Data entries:
* * * *
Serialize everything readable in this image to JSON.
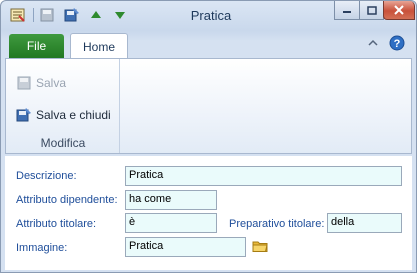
{
  "window": {
    "title": "Pratica"
  },
  "quick_access": {
    "icons": [
      "app-icon",
      "save-icon",
      "save-close-icon",
      "up-arrow-icon",
      "down-arrow-icon"
    ]
  },
  "ribbon": {
    "tabs": [
      {
        "label": "File"
      },
      {
        "label": "Home"
      }
    ],
    "groups": [
      {
        "label": "Modifica",
        "buttons": [
          {
            "label": "Salva",
            "enabled": false
          },
          {
            "label": "Salva e chiudi",
            "enabled": true
          }
        ]
      }
    ]
  },
  "form": {
    "descrizione": {
      "label": "Descrizione:",
      "value": "Pratica"
    },
    "attributo_dipendente": {
      "label": "Attributo dipendente:",
      "value": "ha come"
    },
    "attributo_titolare": {
      "label": "Attributo titolare:",
      "value": "è"
    },
    "preparativo_titolare": {
      "label": "Preparativo titolare:",
      "value": "della"
    },
    "immagine": {
      "label": "Immagine:",
      "value": "Pratica"
    }
  },
  "colors": {
    "file_tab": "#2a8a2a",
    "label_text": "#1f4e9a",
    "field_background": "#eafbfb",
    "close_button": "#c8513a"
  }
}
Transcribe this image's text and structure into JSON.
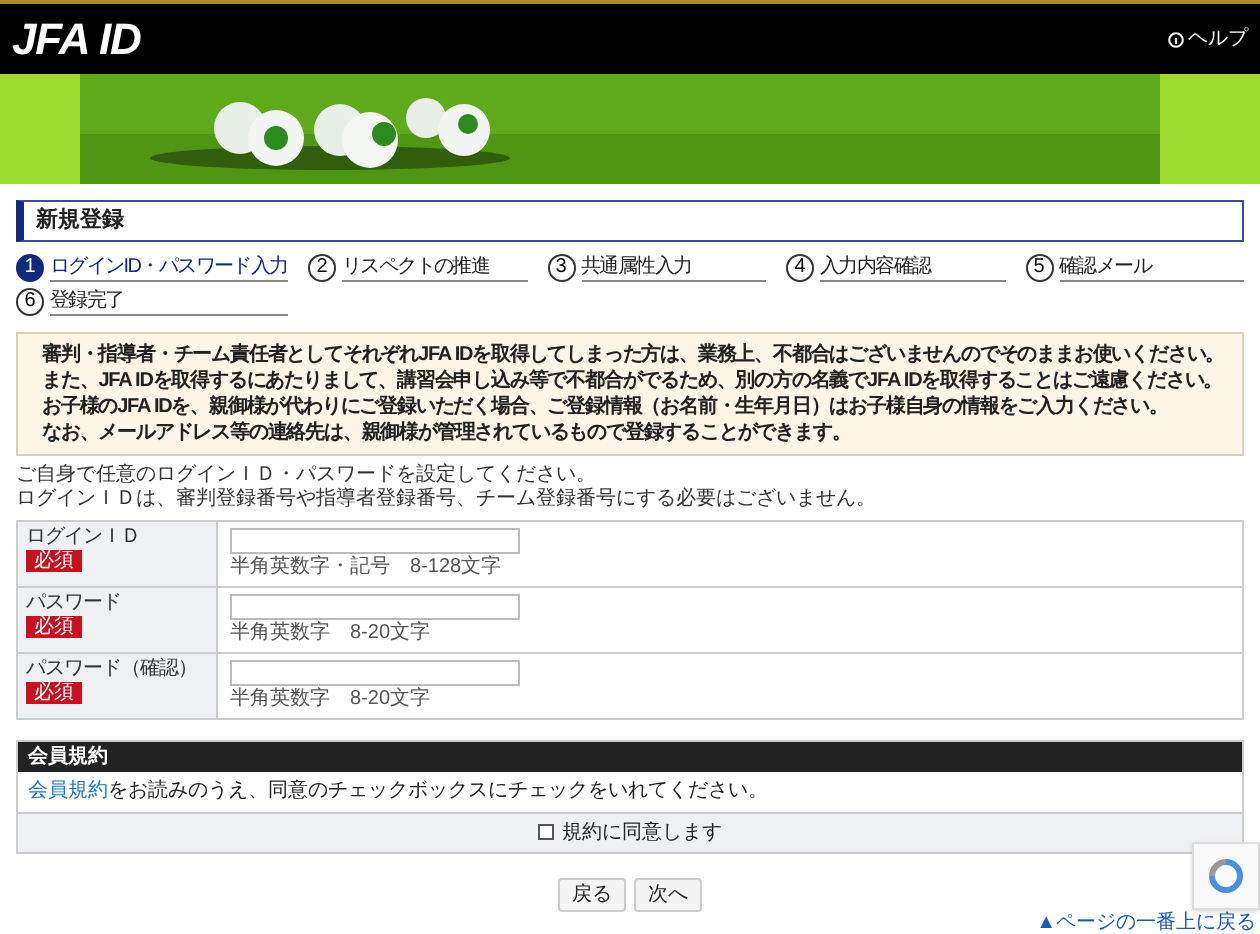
{
  "header": {
    "logo": "JFA ID",
    "help": "ヘルプ"
  },
  "banner": {
    "kind": "picture"
  },
  "page_title": "新規登録",
  "steps": [
    {
      "number": "1",
      "label": "ログインID・パスワード入力",
      "selected": true
    },
    {
      "number": "2",
      "label": "リスペクトの推進",
      "selected": false
    },
    {
      "number": "3",
      "label": "共通属性入力",
      "selected": false
    },
    {
      "number": "4",
      "label": "入力内容確認",
      "selected": false
    },
    {
      "number": "5",
      "label": "確認メール",
      "selected": false
    },
    {
      "number": "6",
      "label": "登録完了",
      "selected": false
    }
  ],
  "notice": [
    "審判・指導者・チーム責任者としてそれぞれJFA IDを取得してしまった方は、業務上、不都合はございませんのでそのままお使いください。",
    "また、JFA IDを取得するにあたりまして、講習会申し込み等で不都合がでるため、別の方の名義でJFA IDを取得することはご遠慮ください。",
    "お子様のJFA IDを、親御様が代わりにご登録いただく場合、ご登録情報（お名前・生年月日）はお子様自身の情報をご入力ください。",
    "なお、メールアドレス等の連絡先は、親御様が管理されているもので登録することができます。"
  ],
  "intro": [
    "ご自身で任意のログインＩＤ・パスワードを設定してください。",
    "ログインＩＤは、審判登録番号や指導者登録番号、チーム登録番号にする必要はございません。"
  ],
  "form": [
    {
      "label": "ログインＩＤ",
      "badge": "必須",
      "hint": "半角英数字・記号　8-128文字"
    },
    {
      "label": "パスワード",
      "badge": "必須",
      "hint": "半角英数字　8-20文字"
    },
    {
      "label": "パスワード（確認）",
      "badge": "必須",
      "hint": "半角英数字　8-20文字"
    }
  ],
  "terms": {
    "title": "会員規約",
    "link": "会員規約",
    "text": "をお読みのうえ、同意のチェックボックスにチェックをいれてください。",
    "checkbox_label": "規約に同意します",
    "checked": false
  },
  "buttons": [
    "戻る",
    "次へ"
  ],
  "page_top": "▲ページの一番上に戻る"
}
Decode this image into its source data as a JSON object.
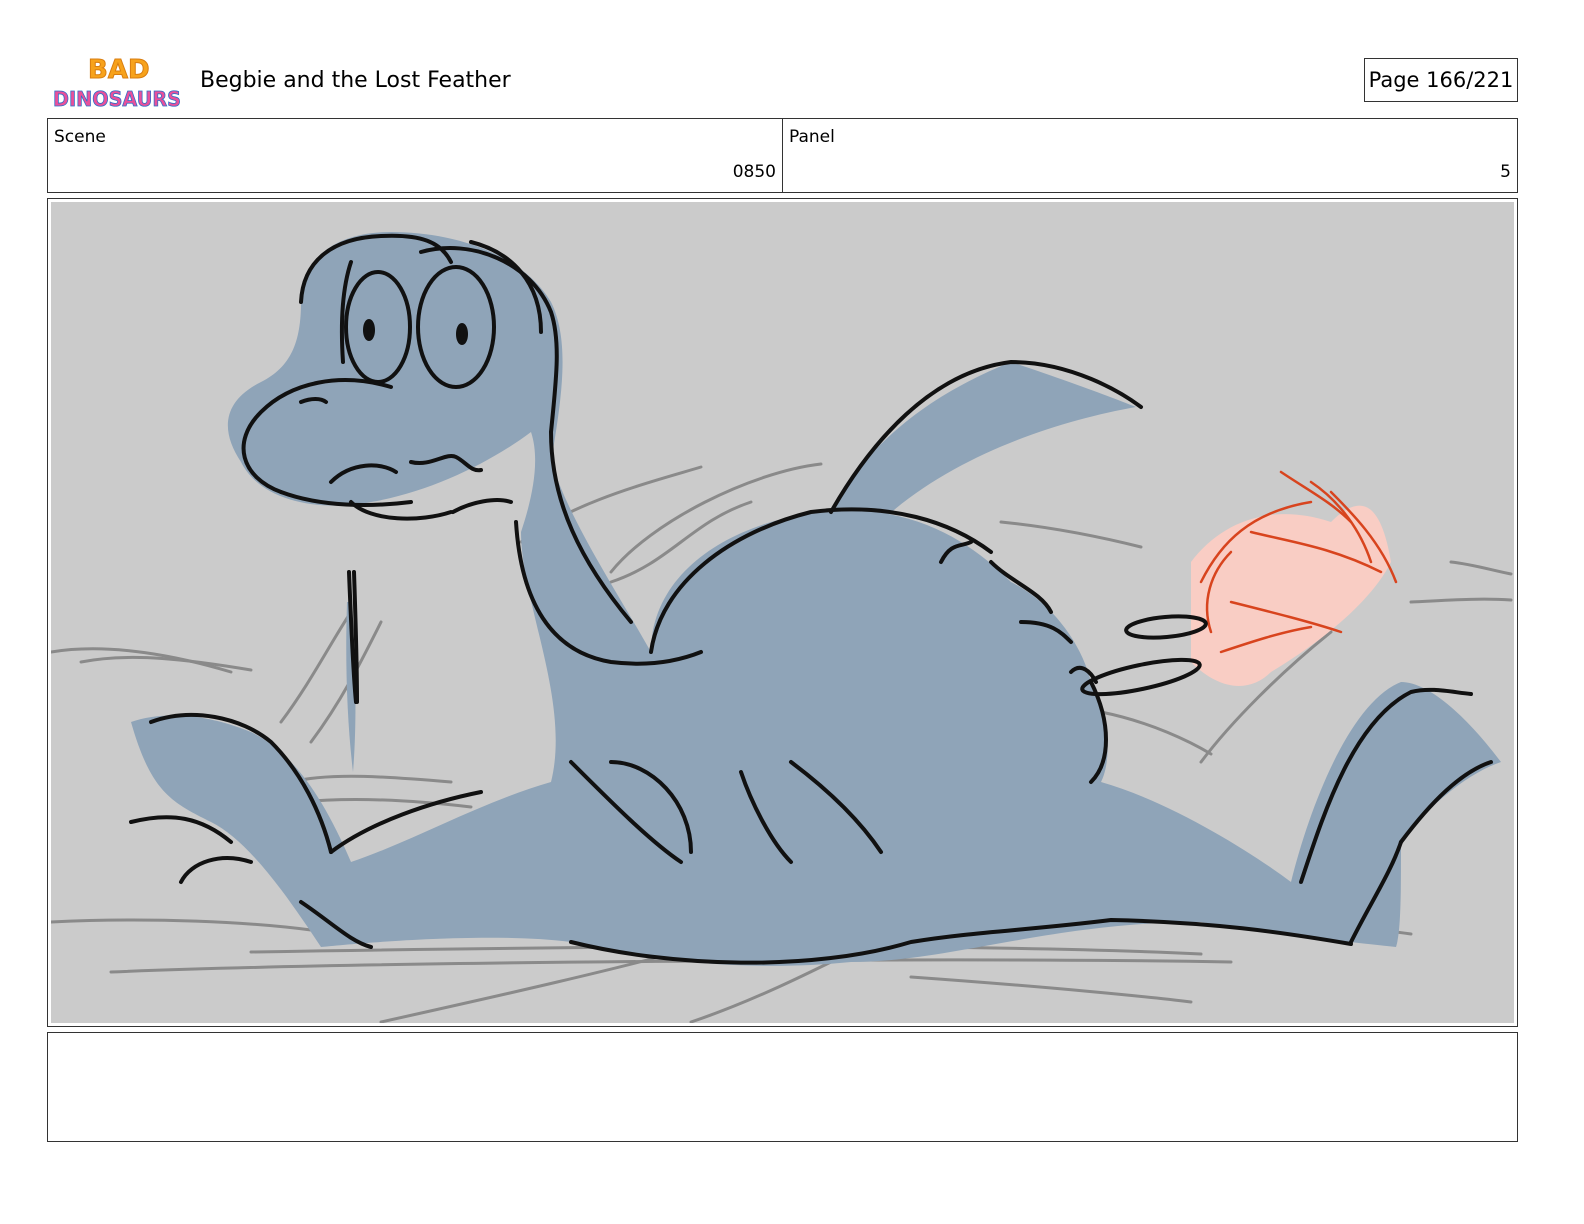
{
  "header": {
    "logo_line1": "BAD",
    "logo_line2": "DINOSAURS",
    "title": "Begbie and the Lost Feather",
    "page": "Page 166/221"
  },
  "info": {
    "scene_label": "Scene",
    "scene_value": "0850",
    "panel_label": "Panel",
    "panel_value": "5"
  },
  "colors": {
    "sky": "#cbcbcb",
    "dino": "#8fa4b8",
    "feather_fill": "#f9cdc4",
    "feather_line": "#d8441e",
    "ink": "#111111"
  },
  "notes": {
    "action_text": ""
  }
}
* * * *
= YOUR GOAL =
Give back, word for word, the lines from the line that contains "Decode this image" through the last line of the records, with no pictures and nothing else.

= SOLUTION BELOW =
Decode this image into its source data as a JSON object.
{
  "header": {
    "logo_line1": "BAD",
    "logo_line2": "DINOSAURS",
    "title": "Begbie and the Lost Feather",
    "page": "Page 166/221"
  },
  "info": {
    "scene_label": "Scene",
    "scene_value": "0850",
    "panel_label": "Panel",
    "panel_value": "5"
  },
  "colors": {
    "sky": "#cbcbcb",
    "dino": "#8fa4b8",
    "feather_fill": "#f9cdc4",
    "feather_line": "#d8441e",
    "ink": "#111111"
  },
  "notes": {
    "action_text": ""
  }
}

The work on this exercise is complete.